Continue the RISKS Digest text about building a more secure Internet, starting after its last sentence.

Text for analysis
Segment Open

Risks Digest 27.52

[RISKS List Owner <risko () csl sri com>]

RISKS-LIST: Risks-Forum Digest  Wednesday 9 October 2013  Volume 27 : Issue 52

ACM FORUM ON RISKS TO THE PUBLIC IN COMPUTERS AND RELATED SYSTEMS (comp.risks)
Peter G. Neumann, moderator, chmn ACM Committee on Computers and Public Policy

***** See last item for further information, disclaimers, caveats, etc. *****
This issue is archived at <http://www.risks.org> as
  <http://catless.ncl.ac.uk/Risks/27.52.html>
The current issue can be found at
  <http://www.csl.sri.com/users/risko/risks.txt>

  Contents:
Let's Build a More Secure Internet (Eli Dourado via Matthew Kruk)
CMU Researchers Claim To Have Created Messaging App Even NSA Can't Crack
  (Geoff Goodfellow)
NSA data center 'meltdowns' force year-long delay (James Niccolai via
  Paul Saffo)
Hundreds of US companies make false Data Protection claims (Nikolaj Nielsen
  via Peter Houppermans)
Re: Lowering Your Standards: DRM and the Future of the W3C (Jeff Jonas)
Abridged info on RISKS (comp.risks)

----------------------------------------------------------------------

Date: Wed, 9 Oct 2013 01:29:42 -0600
From: "Matthew Kruk" <mkrukg () gmail com>
Subject: Let's Build a More Secure Internet (Eli Dourado)

Eli Dourado, *The New York Times*, 8 Oct 2013
Can we ever trust the Internet again?
http://www.nytimes.com/2013/10/09/opinion/lets-build-a-more-secure-internet.html?nl=todaysheadlines&emc=edit_th_20131009

In the wake of the disclosures about the National Security Agency's
surveillance programs, considerable attention has been focused on the
agency's collaboration with companies like Microsoft, Apple and Google,
which according to leaked documents appear to have programmed "back door"
encryption weaknesses into popular consumer products and services like
Hotmail, iPhones and Android phones.

But while such vulnerabilities are worrisome, equally important - and
because of their technical nature, far less widely understood - are the
weaknesses that the N.S.A. seems to have built into the very infrastructure
of the Internet. The agency's "upstream collection" capabilities, programs
with names like Fairview and Blarney, monitor Internet traffic as it passes
through the guts of the system: the cables and routers and switches.

The concern is that even if consumer software companies like Microsoft and
telecommunications companies like AT&T and Verizon stop cooperating with the
N.S.A., your online security will remain compromised as long as the agency
can still take advantage of weaknesses in the Internet itself.

Fortunately, there is something we can do: encourage the development of an
"open hardware" movement - an extension of the open-source movement that has
led to software products like the Mozilla browser and the Linux operating
system.

The open-source movement champions an approach to product development in
which there is universal access to a blueprint, as well as universal ability
to modify and redistribute the blueprint. Wikipedia is perhaps the
best-known example of a product inspired by the movement. Open-source
advocates typically emphasize two kinds of freedom that their products
afford: they are available free of charge, and they can be used and
manipulated free of restrictions.

Segment Closed

Data for review
Segment Open

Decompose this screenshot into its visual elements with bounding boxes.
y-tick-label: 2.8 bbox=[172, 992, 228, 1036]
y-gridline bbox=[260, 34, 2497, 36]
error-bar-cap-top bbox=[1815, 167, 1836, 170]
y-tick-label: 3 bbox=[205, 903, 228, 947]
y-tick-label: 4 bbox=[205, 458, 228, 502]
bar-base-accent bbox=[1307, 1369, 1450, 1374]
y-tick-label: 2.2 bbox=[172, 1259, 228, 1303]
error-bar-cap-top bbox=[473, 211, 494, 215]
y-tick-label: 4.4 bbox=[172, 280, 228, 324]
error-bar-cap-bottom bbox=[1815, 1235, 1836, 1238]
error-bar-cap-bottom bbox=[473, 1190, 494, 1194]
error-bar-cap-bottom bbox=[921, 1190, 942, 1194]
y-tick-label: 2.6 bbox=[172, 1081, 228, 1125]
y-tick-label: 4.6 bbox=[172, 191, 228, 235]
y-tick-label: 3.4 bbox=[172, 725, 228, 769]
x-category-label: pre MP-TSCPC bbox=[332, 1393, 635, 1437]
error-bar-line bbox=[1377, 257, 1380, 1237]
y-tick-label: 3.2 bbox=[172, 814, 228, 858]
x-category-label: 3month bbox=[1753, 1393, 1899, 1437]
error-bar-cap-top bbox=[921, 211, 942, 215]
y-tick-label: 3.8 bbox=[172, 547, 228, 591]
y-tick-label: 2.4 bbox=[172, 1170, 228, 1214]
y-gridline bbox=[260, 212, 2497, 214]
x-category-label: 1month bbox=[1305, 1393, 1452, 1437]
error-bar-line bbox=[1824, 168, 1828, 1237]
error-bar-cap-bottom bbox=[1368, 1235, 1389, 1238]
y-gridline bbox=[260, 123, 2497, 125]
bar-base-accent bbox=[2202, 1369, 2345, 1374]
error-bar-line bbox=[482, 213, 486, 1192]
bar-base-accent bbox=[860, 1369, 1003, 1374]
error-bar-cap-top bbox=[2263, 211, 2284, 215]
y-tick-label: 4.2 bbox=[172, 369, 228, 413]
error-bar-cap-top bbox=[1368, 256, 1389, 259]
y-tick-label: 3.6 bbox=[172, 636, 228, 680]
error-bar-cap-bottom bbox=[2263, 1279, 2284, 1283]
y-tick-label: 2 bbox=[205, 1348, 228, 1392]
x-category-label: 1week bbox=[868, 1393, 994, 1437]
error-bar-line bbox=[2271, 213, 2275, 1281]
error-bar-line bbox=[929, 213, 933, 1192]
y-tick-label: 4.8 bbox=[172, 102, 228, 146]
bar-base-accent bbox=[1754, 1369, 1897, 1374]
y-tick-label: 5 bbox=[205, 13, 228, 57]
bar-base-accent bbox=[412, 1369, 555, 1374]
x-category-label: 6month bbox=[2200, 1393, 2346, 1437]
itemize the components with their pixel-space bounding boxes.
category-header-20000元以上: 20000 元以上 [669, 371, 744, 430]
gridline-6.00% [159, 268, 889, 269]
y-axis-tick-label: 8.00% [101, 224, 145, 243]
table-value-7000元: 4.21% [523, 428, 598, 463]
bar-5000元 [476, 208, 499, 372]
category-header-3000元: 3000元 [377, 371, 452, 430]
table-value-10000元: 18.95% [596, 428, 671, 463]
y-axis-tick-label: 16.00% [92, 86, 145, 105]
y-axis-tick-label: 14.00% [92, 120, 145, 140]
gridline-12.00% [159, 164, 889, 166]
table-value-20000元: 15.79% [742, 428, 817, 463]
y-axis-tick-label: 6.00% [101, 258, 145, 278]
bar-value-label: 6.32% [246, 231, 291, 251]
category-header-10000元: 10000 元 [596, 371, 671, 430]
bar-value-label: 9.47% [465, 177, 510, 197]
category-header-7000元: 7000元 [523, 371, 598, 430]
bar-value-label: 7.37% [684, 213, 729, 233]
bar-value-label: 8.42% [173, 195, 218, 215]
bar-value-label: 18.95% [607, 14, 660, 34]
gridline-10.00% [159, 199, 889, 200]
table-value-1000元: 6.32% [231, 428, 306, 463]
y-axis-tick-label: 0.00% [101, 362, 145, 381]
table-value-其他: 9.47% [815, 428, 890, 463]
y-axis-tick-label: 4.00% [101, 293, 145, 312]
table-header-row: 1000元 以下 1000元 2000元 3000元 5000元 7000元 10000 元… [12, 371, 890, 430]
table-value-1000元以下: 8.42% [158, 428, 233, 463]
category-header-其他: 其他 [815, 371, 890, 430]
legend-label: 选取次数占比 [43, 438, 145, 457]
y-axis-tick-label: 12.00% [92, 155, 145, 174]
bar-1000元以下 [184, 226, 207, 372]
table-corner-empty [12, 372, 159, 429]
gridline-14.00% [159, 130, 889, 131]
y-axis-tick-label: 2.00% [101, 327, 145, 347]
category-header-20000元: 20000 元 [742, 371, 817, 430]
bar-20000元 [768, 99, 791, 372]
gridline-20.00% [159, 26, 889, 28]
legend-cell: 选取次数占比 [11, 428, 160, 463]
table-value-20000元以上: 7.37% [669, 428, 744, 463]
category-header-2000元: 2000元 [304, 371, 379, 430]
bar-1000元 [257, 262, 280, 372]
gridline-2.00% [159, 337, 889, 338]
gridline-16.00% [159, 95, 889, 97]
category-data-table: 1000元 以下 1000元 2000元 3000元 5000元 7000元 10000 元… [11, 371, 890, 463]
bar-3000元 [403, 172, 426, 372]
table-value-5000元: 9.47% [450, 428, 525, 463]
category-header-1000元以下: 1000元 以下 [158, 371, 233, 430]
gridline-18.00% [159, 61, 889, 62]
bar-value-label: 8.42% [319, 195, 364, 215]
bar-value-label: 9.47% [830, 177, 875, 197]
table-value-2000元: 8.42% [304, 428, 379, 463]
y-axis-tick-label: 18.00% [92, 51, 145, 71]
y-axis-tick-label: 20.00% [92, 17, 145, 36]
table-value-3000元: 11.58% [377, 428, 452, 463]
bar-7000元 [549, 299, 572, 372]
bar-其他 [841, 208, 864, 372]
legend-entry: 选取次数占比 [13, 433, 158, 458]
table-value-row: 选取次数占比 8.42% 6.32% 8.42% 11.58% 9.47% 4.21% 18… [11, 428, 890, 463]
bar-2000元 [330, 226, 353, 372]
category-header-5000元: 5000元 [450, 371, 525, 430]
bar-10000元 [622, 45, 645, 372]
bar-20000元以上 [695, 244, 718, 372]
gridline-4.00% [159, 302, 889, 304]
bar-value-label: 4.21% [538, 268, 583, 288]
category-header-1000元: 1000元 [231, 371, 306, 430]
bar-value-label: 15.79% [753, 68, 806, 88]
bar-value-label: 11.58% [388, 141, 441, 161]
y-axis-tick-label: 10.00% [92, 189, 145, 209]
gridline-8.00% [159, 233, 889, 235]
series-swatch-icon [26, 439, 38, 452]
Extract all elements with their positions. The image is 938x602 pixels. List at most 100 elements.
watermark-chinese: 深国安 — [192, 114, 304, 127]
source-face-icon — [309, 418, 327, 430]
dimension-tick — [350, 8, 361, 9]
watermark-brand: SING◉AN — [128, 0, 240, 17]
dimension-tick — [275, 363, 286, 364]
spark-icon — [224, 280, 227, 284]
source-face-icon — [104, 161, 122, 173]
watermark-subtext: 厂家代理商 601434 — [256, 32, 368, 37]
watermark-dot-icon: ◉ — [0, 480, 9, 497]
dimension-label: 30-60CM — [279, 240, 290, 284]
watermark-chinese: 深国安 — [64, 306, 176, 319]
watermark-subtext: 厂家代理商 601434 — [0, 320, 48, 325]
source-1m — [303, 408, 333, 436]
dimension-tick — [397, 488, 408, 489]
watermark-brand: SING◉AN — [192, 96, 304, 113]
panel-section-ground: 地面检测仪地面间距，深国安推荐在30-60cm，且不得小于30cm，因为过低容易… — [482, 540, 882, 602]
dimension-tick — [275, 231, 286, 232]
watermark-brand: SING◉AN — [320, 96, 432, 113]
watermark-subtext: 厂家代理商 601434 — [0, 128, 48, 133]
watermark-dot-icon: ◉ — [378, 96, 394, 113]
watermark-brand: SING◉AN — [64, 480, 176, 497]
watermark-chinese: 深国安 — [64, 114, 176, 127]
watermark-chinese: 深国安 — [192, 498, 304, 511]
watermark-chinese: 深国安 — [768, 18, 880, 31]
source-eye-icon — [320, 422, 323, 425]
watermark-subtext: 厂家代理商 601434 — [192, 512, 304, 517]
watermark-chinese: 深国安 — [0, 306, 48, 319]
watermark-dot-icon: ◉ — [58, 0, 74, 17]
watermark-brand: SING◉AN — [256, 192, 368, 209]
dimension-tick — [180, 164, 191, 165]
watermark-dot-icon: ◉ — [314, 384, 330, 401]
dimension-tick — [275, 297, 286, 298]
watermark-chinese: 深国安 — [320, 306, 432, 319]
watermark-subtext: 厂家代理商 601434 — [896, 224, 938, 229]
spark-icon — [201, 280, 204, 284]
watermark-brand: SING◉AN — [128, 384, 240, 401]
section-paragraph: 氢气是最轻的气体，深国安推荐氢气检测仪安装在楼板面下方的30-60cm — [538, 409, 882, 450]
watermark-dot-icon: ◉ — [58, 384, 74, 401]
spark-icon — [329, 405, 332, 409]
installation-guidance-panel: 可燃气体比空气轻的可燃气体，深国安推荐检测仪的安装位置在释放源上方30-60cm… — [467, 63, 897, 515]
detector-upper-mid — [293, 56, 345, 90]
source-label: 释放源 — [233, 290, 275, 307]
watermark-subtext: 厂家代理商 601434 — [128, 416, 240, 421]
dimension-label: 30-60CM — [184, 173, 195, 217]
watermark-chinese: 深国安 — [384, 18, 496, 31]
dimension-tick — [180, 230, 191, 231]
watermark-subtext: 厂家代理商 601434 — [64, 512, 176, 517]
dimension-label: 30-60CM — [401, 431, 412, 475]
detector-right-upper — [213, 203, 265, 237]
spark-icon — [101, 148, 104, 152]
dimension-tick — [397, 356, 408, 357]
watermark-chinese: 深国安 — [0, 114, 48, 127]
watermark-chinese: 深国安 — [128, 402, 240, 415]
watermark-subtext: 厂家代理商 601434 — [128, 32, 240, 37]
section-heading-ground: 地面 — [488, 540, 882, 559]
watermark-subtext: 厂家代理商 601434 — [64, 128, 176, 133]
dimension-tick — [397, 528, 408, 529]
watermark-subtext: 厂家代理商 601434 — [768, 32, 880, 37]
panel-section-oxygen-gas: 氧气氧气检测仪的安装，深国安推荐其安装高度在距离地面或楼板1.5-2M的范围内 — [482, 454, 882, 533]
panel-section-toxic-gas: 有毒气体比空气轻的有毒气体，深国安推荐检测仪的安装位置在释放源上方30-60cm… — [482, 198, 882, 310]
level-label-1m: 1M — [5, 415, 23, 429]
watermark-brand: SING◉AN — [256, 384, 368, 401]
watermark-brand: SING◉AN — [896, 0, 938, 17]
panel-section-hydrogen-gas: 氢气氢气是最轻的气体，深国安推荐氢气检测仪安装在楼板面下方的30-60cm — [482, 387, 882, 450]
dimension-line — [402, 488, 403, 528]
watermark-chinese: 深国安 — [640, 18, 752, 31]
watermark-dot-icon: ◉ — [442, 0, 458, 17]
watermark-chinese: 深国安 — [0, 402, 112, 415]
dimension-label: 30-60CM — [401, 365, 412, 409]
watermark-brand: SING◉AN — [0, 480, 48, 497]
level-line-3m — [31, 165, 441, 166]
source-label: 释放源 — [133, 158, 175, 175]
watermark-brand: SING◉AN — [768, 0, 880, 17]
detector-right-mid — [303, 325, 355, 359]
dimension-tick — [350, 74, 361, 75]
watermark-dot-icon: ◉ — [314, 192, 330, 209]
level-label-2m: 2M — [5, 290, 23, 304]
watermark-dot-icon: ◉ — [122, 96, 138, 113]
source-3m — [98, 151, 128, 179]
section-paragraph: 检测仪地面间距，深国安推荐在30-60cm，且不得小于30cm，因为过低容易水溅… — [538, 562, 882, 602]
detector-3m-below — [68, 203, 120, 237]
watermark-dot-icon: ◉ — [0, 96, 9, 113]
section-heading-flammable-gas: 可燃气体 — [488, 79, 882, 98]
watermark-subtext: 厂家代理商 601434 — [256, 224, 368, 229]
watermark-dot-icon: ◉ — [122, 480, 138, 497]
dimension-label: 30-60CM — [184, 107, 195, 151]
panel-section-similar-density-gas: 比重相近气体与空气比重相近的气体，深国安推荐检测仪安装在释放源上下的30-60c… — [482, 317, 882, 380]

Segment Closed

Answer below
But there is a third kind of freedom inherent in open-source systems: the
freedom to audit. With open-source software, independent security experts
can scrutinize the code for vulnerabilities - whether accidentally or
intentionally introduced. The more auditing by the programming masses, the
better the security. As the open-source software advocate Eric S. Raymond
has put it, "given enough eyeballs, all bugs are shallow."

Perhaps the greatest open-source success story is the Internet itself - at
least its "soft" parts. The Internet's communications protocols and the
software that implements them are collaboratively engineered by loose
networks of programmers working outside the control of any single person,
company or government. The Internet Engineering Task Force, which develops
core Internet protocols, does not even have formal membership and seeks
contributions from developers all over the world.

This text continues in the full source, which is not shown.